Short problem - Every line that holds "JSON" should be shown.

(Figure record listings)
------

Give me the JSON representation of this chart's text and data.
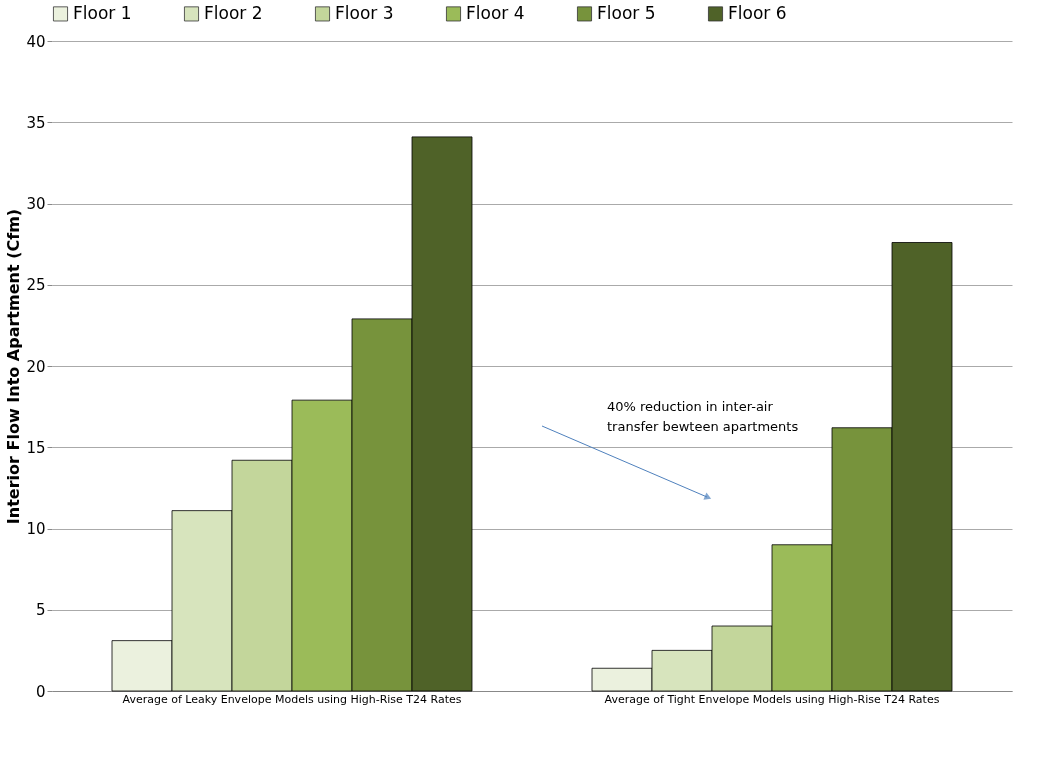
{
  "chart_data": {
    "type": "bar",
    "ylabel": "Interior Flow Into Apartment (Cfm)",
    "categories": [
      "Average of Leaky Envelope Models using High-Rise T24 Rates",
      "Average of Tight Envelope Models using High-Rise T24 Rates"
    ],
    "series": [
      {
        "name": "Floor 1",
        "color": "#ebf1de",
        "values": [
          3.1,
          1.4
        ]
      },
      {
        "name": "Floor 2",
        "color": "#d7e4bd",
        "values": [
          11.1,
          2.5
        ]
      },
      {
        "name": "Floor 3",
        "color": "#c3d69b",
        "values": [
          14.2,
          4.0
        ]
      },
      {
        "name": "Floor 4",
        "color": "#9bbb59",
        "values": [
          17.9,
          9.0
        ]
      },
      {
        "name": "Floor 5",
        "color": "#77933c",
        "values": [
          22.9,
          16.2
        ]
      },
      {
        "name": "Floor 6",
        "color": "#4f6228",
        "values": [
          34.1,
          27.6
        ]
      }
    ],
    "ylim": [
      0,
      40
    ],
    "yticks": [
      0,
      5,
      10,
      15,
      20,
      25,
      30,
      35,
      40
    ],
    "grid": "y",
    "legend": "top",
    "annotations": [
      "40% reduction in inter-air\ntransfer bewteen apartments"
    ]
  }
}
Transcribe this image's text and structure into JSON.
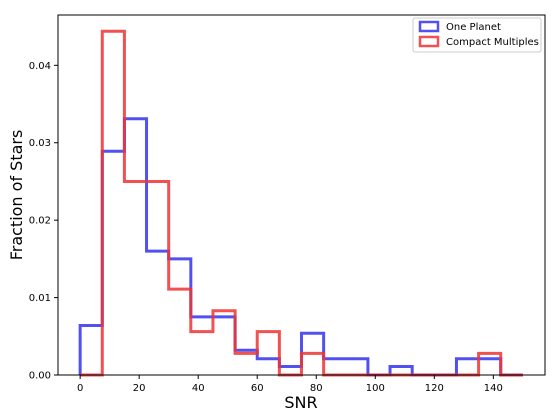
{
  "chart_data": {
    "type": "histogram",
    "xlabel": "SNR",
    "ylabel": "Fraction of Stars",
    "xlim": [
      -7.5,
      157.5
    ],
    "ylim": [
      0,
      0.0465
    ],
    "xticks": [
      0,
      20,
      40,
      60,
      80,
      100,
      120,
      140
    ],
    "xtick_labels": [
      "0",
      "20",
      "40",
      "60",
      "80",
      "100",
      "120",
      "140"
    ],
    "yticks": [
      0,
      0.01,
      0.02,
      0.03,
      0.04
    ],
    "ytick_labels": [
      "0.00",
      "0.01",
      "0.02",
      "0.03",
      "0.04"
    ],
    "bin_edges": [
      0,
      7.5,
      15,
      22.5,
      30,
      37.5,
      45,
      52.5,
      60,
      67.5,
      75,
      82.5,
      90,
      97.5,
      105,
      112.5,
      120,
      127.5,
      135,
      142.5,
      150
    ],
    "grid": false,
    "legend_position": "top-right",
    "series": [
      {
        "name": "One Planet",
        "color": "#3333ee",
        "values": [
          0.0064,
          0.0289,
          0.0331,
          0.016,
          0.015,
          0.0075,
          0.0075,
          0.0032,
          0.0021,
          0.0011,
          0.0054,
          0.0021,
          0.0021,
          0.0,
          0.0011,
          0.0,
          0.0,
          0.0021,
          0.0021,
          0.0
        ]
      },
      {
        "name": "Compact Multiples",
        "color": "#ee3333",
        "values": [
          0.0,
          0.0444,
          0.025,
          0.025,
          0.0111,
          0.0056,
          0.0083,
          0.0028,
          0.0056,
          0.0,
          0.0028,
          0.0,
          0.0,
          0.0,
          0.0,
          0.0,
          0.0,
          0.0,
          0.0028,
          0.0
        ]
      }
    ]
  }
}
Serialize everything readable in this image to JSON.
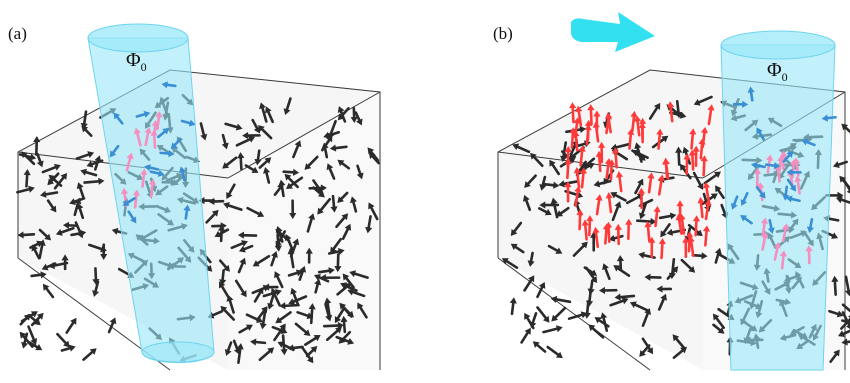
{
  "panels": [
    {
      "label": "(a)",
      "flux_symbol": "Φ",
      "flux_subscript": "0",
      "flux_motion_arrow": false
    },
    {
      "label": "(b)",
      "flux_symbol": "Φ",
      "flux_subscript": "0",
      "flux_motion_arrow": true
    }
  ],
  "colors": {
    "background": "#ffffff",
    "box_fill": "#efefef",
    "box_edge": "#3a3a3a",
    "cylinder_fill": "#9be8f8",
    "cylinder_edge": "#6fd4ee",
    "motion_arrow": "#33e0f0",
    "spin_dark": "#2b2b2b",
    "spin_red": "#ff3a3a",
    "spin_pink": "#f48fc0",
    "spin_blue": "#3a8ed4"
  }
}
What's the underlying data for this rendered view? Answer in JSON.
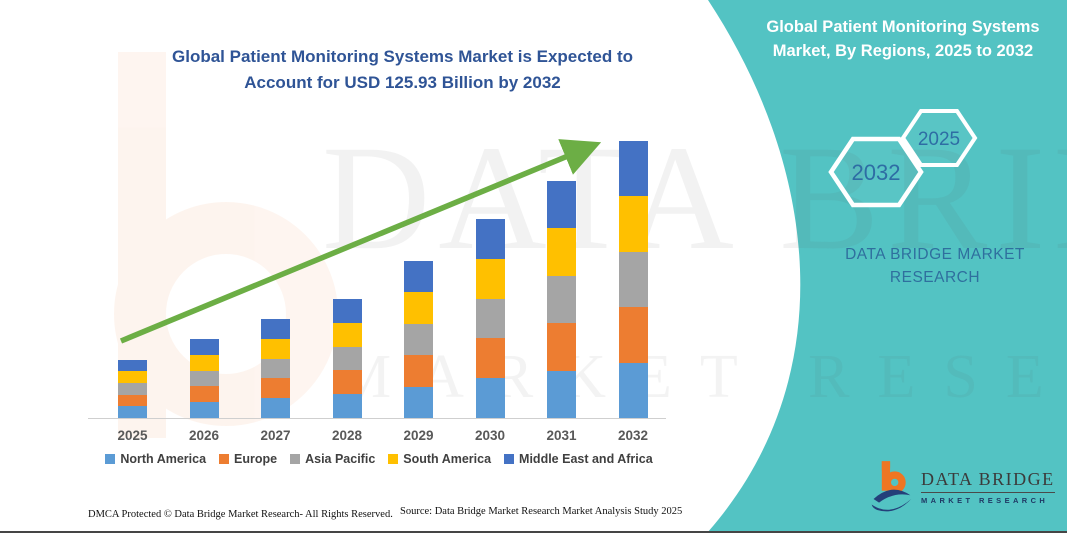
{
  "header": {
    "title_line1": "Global Patient Monitoring Systems Market is Expected to",
    "title_line2": "Account for USD 125.93 Billion by 2032"
  },
  "side_panel": {
    "title": "Global Patient Monitoring Systems Market, By Regions, 2025 to 2032",
    "hexagons": [
      {
        "label": "2032"
      },
      {
        "label": "2025"
      }
    ],
    "brand_text": "DATA BRIDGE MARKET RESEARCH"
  },
  "logo": {
    "name": "DATA BRIDGE",
    "subtitle": "MARKET RESEARCH"
  },
  "watermark": {
    "line1": "DATA BRIDGE",
    "line2": "MARKET RESEARCH"
  },
  "footer": {
    "dmca": "DMCA Protected © Data Bridge Market Research-  All Rights Reserved.",
    "source": "Source: Data Bridge Market Research  Market Analysis Study 2025"
  },
  "chart_data": {
    "type": "bar",
    "stacked": true,
    "title": "Global Patient Monitoring Systems Market is Expected to Account for USD 125.93 Billion by 2032",
    "unit": "USD Billion",
    "categories": [
      "2025",
      "2026",
      "2027",
      "2028",
      "2029",
      "2030",
      "2031",
      "2032"
    ],
    "series": [
      {
        "name": "North America",
        "color": "#5B9BD5",
        "values": [
          5.3,
          7.2,
          9.0,
          10.8,
          14.3,
          18.1,
          21.6,
          25.2
        ]
      },
      {
        "name": "Europe",
        "color": "#ED7D31",
        "values": [
          5.3,
          7.2,
          9.0,
          10.8,
          14.3,
          18.1,
          21.6,
          25.2
        ]
      },
      {
        "name": "Asia Pacific",
        "color": "#A5A5A5",
        "values": [
          5.3,
          7.2,
          9.0,
          10.8,
          14.3,
          18.1,
          21.6,
          25.2
        ]
      },
      {
        "name": "South America",
        "color": "#FFC000",
        "values": [
          5.3,
          7.2,
          9.0,
          10.8,
          14.3,
          18.1,
          21.6,
          25.2
        ]
      },
      {
        "name": "Middle East and Africa",
        "color": "#4472C4",
        "values": [
          5.3,
          7.2,
          9.0,
          10.8,
          14.3,
          18.1,
          21.6,
          25.2
        ]
      }
    ],
    "totals_usd_billion_estimated": [
      26.7,
      35.8,
      45.1,
      54.2,
      71.7,
      90.3,
      108.1,
      125.93
    ],
    "final_value_label": "USD 125.93 Billion by 2032",
    "y_axis_visible": false,
    "grid": false,
    "legend_position": "bottom",
    "trend_arrow": true,
    "ylim": [
      0,
      130
    ]
  },
  "colors": {
    "teal_panel": "#53C3C3",
    "arrow_green": "#6CAE45",
    "title_blue": "#2F5496",
    "hexagon_year_blue": "#2E6DA4",
    "axis_label_gray": "#595959",
    "legend_text": "#404040",
    "logo_orange": "#EE7623",
    "logo_navy": "#24407A"
  }
}
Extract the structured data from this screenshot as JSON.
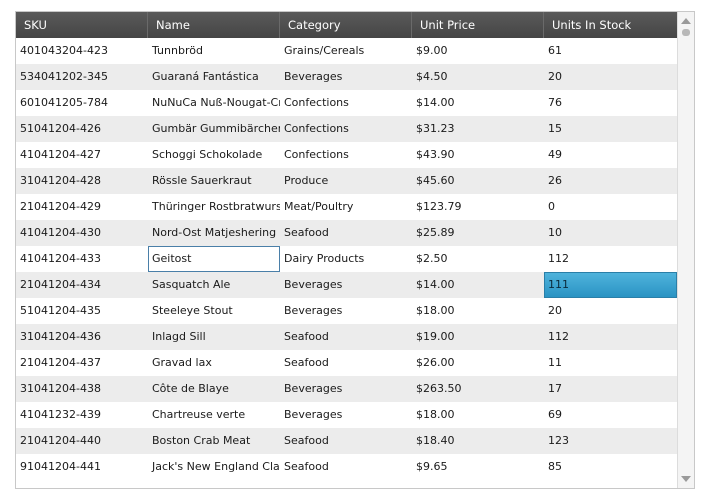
{
  "grid": {
    "columns": [
      "SKU",
      "Name",
      "Category",
      "Unit Price",
      "Units In Stock"
    ],
    "rows": [
      [
        "401043204-423",
        "Tunnbröd",
        "Grains/Cereals",
        "$9.00",
        "61"
      ],
      [
        "534041202-345",
        "Guaraná Fantástica",
        "Beverages",
        "$4.50",
        "20"
      ],
      [
        "601041205-784",
        "NuNuCa Nuß-Nougat-Creme",
        "Confections",
        "$14.00",
        "76"
      ],
      [
        "51041204-426",
        "Gumbär Gummibärchen",
        "Confections",
        "$31.23",
        "15"
      ],
      [
        "41041204-427",
        "Schoggi Schokolade",
        "Confections",
        "$43.90",
        "49"
      ],
      [
        "31041204-428",
        "Rössle Sauerkraut",
        "Produce",
        "$45.60",
        "26"
      ],
      [
        "21041204-429",
        "Thüringer Rostbratwurst",
        "Meat/Poultry",
        "$123.79",
        "0"
      ],
      [
        "41041204-430",
        "Nord-Ost Matjeshering",
        "Seafood",
        "$25.89",
        "10"
      ],
      [
        "41041204-433",
        "Geitost",
        "Dairy Products",
        "$2.50",
        "112"
      ],
      [
        "21041204-434",
        "Sasquatch Ale",
        "Beverages",
        "$14.00",
        "111"
      ],
      [
        "51041204-435",
        "Steeleye Stout",
        "Beverages",
        "$18.00",
        "20"
      ],
      [
        "31041204-436",
        "Inlagd Sill",
        "Seafood",
        "$19.00",
        "112"
      ],
      [
        "21041204-437",
        "Gravad lax",
        "Seafood",
        "$26.00",
        "11"
      ],
      [
        "31041204-438",
        "Côte de Blaye",
        "Beverages",
        "$263.50",
        "17"
      ],
      [
        "41041232-439",
        "Chartreuse verte",
        "Beverages",
        "$18.00",
        "69"
      ],
      [
        "21041204-440",
        "Boston Crab Meat",
        "Seafood",
        "$18.40",
        "123"
      ],
      [
        "91041204-441",
        "Jack's New England Clam Chowder",
        "Seafood",
        "$9.65",
        "85"
      ]
    ],
    "focused_cell": {
      "row": 8,
      "col": 1
    },
    "selected_cell": {
      "row": 9,
      "col": 4
    },
    "colors": {
      "header_bg": "#4d4d4d",
      "alt_row_bg": "#ececec",
      "selection": "#3aa3d0"
    },
    "icons": {
      "scroll_up": "arrow-up-icon",
      "scroll_down": "arrow-down-icon"
    }
  }
}
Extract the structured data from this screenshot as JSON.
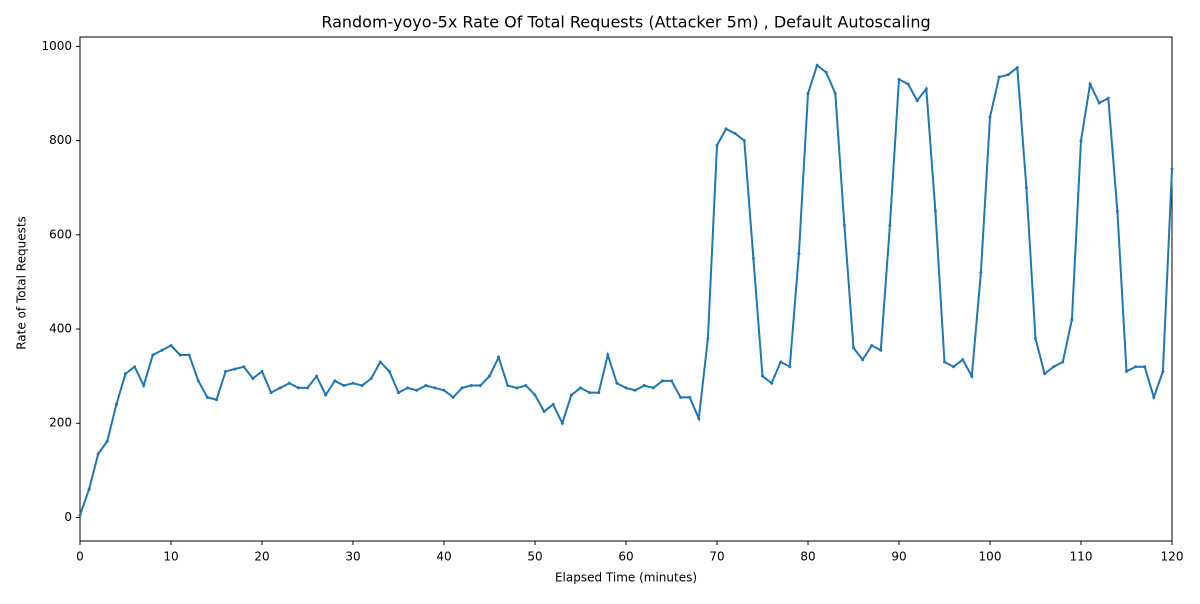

------

Answer in full -
Give me the JSON representation of this chart's text and data.
Transcribe this image's text and structure into JSON.
Serialize everything readable in this image to JSON.
What's the underlying data for this rendered view? Answer in JSON.
Extract the structured data from this screenshot as JSON.
Extract the structured data from this screenshot as JSON.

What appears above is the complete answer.